Can you find the lines of the listing that include "этими" and copy every one?

#####

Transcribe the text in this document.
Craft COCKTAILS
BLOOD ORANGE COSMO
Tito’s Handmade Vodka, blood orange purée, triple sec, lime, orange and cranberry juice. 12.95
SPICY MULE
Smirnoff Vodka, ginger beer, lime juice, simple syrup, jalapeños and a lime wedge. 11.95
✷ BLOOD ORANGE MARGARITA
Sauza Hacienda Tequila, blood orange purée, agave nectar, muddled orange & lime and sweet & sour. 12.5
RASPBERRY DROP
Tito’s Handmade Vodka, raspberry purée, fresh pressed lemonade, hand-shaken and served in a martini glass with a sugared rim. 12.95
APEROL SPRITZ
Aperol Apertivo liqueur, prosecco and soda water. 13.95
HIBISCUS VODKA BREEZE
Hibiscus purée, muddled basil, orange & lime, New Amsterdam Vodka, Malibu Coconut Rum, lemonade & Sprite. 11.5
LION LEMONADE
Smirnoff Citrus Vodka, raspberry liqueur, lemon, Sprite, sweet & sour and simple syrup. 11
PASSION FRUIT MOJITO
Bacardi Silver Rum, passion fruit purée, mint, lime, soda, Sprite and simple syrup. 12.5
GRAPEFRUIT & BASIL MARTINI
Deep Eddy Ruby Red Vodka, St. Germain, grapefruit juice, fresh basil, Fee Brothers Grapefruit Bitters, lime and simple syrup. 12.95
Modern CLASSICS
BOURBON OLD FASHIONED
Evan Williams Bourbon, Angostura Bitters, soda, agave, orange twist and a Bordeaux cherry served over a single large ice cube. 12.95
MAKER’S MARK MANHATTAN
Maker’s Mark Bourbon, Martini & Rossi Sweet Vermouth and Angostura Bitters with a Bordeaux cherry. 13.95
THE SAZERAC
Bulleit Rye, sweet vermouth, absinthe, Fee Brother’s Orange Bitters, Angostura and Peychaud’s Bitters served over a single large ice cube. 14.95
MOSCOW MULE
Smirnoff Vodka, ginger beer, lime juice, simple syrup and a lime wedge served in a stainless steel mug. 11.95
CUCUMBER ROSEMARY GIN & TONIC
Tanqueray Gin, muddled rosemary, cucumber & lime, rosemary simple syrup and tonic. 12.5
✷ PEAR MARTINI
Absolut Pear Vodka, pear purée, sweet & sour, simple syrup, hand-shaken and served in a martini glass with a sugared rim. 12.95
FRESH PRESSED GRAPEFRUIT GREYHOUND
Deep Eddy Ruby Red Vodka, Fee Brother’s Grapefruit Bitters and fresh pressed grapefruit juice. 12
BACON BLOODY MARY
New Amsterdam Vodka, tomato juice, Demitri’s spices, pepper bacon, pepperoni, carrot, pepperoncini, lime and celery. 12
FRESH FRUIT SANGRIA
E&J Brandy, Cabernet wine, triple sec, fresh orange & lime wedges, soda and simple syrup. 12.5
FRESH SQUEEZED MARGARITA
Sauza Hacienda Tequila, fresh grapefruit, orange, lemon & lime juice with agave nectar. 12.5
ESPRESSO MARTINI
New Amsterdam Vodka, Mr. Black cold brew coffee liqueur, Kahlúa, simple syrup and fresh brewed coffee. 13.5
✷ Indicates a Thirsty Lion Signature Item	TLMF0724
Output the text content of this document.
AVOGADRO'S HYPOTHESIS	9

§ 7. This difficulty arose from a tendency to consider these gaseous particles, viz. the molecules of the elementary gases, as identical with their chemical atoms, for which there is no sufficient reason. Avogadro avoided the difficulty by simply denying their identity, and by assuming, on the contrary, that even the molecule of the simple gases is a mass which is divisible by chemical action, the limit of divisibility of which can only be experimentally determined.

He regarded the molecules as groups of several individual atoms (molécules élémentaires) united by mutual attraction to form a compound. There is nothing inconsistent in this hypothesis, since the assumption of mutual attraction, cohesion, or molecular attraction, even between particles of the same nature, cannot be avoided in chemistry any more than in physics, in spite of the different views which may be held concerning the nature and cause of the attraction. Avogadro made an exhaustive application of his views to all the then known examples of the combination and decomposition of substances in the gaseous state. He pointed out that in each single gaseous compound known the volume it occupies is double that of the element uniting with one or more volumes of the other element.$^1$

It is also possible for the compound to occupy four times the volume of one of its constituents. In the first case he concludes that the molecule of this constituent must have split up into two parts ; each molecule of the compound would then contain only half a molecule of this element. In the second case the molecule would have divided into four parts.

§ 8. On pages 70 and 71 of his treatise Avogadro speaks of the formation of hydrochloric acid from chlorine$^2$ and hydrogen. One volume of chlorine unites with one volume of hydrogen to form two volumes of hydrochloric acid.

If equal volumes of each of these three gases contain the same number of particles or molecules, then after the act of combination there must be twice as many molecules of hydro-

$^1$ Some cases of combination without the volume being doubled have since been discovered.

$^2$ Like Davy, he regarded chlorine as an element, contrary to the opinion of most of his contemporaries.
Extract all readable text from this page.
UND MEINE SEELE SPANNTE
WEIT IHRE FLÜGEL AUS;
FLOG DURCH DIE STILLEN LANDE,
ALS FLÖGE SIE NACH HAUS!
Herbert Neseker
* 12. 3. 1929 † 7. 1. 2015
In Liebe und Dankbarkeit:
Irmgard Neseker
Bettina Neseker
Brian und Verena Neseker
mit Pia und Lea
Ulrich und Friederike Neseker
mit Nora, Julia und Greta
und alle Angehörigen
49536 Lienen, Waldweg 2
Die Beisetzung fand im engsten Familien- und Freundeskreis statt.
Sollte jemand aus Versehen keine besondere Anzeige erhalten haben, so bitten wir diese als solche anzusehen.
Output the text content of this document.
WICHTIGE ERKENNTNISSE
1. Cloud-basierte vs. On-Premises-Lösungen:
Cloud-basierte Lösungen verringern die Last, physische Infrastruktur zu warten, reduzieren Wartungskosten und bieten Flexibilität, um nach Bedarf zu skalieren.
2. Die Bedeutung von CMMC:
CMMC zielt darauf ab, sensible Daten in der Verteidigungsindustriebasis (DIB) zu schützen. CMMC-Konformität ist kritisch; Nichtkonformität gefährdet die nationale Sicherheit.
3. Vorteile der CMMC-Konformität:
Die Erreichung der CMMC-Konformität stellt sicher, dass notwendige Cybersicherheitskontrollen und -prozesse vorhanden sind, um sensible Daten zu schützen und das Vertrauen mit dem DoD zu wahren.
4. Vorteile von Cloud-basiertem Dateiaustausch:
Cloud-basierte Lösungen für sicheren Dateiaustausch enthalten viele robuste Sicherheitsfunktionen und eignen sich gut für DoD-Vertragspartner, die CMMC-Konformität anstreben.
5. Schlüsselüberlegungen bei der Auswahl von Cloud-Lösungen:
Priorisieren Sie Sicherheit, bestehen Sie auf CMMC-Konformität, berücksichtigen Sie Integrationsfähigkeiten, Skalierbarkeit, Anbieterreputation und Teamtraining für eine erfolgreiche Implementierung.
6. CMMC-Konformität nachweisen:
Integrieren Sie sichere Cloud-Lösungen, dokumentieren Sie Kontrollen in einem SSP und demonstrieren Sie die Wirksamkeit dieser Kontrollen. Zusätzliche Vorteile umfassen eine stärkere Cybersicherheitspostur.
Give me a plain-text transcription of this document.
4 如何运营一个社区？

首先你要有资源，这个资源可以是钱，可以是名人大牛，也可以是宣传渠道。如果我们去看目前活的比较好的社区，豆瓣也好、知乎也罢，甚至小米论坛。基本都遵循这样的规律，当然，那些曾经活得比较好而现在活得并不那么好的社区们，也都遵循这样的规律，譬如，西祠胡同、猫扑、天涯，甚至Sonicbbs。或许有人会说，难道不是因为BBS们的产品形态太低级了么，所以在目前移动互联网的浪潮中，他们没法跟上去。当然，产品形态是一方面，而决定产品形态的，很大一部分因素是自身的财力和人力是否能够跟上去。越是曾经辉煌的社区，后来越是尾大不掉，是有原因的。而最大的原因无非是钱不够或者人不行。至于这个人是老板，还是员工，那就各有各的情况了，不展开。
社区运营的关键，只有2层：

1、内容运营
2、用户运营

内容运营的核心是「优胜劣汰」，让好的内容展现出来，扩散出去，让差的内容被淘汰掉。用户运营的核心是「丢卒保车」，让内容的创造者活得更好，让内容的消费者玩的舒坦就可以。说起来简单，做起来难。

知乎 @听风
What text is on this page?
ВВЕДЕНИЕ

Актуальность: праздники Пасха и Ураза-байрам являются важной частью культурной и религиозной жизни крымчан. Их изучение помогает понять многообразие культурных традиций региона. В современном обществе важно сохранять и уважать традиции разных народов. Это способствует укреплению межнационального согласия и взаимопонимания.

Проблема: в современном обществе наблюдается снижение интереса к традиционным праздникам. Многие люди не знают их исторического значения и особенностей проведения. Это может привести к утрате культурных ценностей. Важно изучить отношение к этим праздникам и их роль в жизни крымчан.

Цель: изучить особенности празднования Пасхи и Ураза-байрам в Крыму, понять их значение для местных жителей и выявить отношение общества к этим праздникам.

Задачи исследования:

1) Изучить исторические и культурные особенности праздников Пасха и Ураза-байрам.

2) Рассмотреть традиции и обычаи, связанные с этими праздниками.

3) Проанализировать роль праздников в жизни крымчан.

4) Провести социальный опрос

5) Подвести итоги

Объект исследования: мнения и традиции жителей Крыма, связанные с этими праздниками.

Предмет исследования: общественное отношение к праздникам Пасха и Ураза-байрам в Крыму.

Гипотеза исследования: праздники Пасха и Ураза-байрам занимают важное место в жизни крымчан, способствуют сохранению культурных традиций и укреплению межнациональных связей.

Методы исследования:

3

#####

REPLY:
2) Рассмотреть традиции и обычаи, связанные с этими праздниками.
Объект исследования: мнения и традиции жителей Крыма, связанные с этими праздниками.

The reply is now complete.